» SET PROBLEM: Lines that hold the word "initial" should be located and copied.

— Start of SUPPLIED ENTRIES —

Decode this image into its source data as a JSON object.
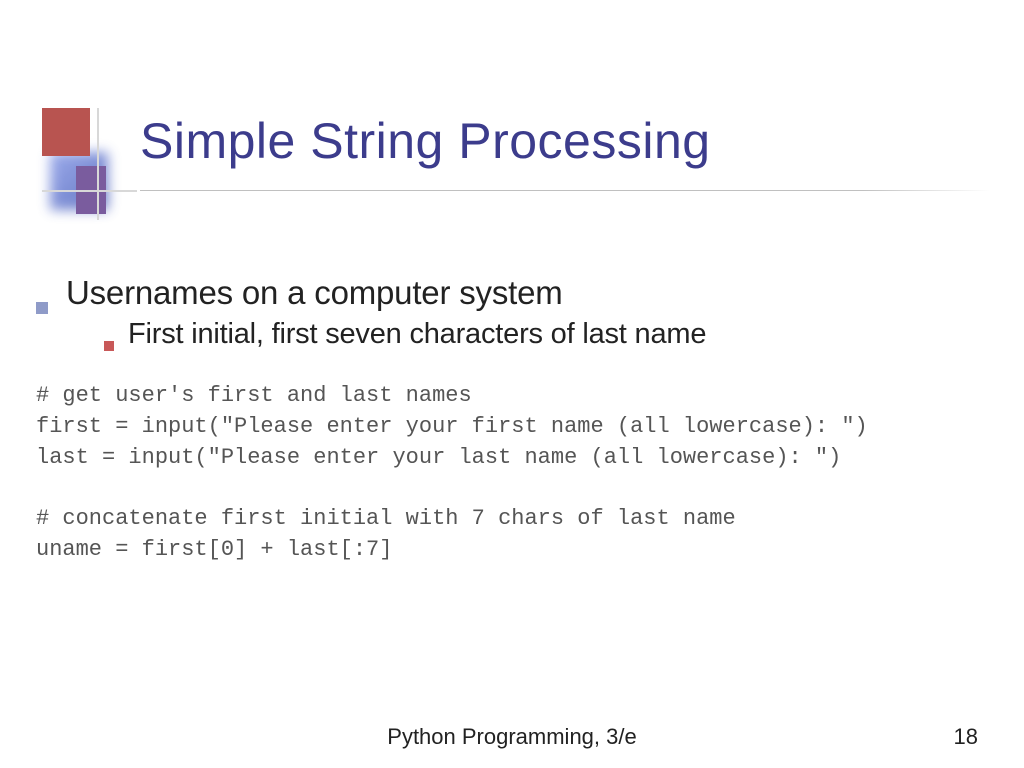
{
  "slide": {
    "title": "Simple String Processing",
    "bullet1": "Usernames on a computer system",
    "sub1": "First initial, first seven characters of last name",
    "code": "# get user's first and last names\nfirst = input(\"Please enter your first name (all lowercase): \")\nlast = input(\"Please enter your last name (all lowercase): \")\n\n# concatenate first initial with 7 chars of last name\nuname = first[0] + last[:7]",
    "footer": "Python Programming, 3/e",
    "page": "18"
  }
}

— End of SUPPLIED ENTRIES —

» ANSWER FOR THE TASK:
    "sub1": "First initial, first seven characters of last name",
    "code": "# get user's first and last names\nfirst = input(\"Please enter your first name (all lowercase): \")\nlast = input(\"Please enter your last name (all lowercase): \")\n\n# concatenate first initial with 7 chars of last name\nuname = first[0] + last[:7]",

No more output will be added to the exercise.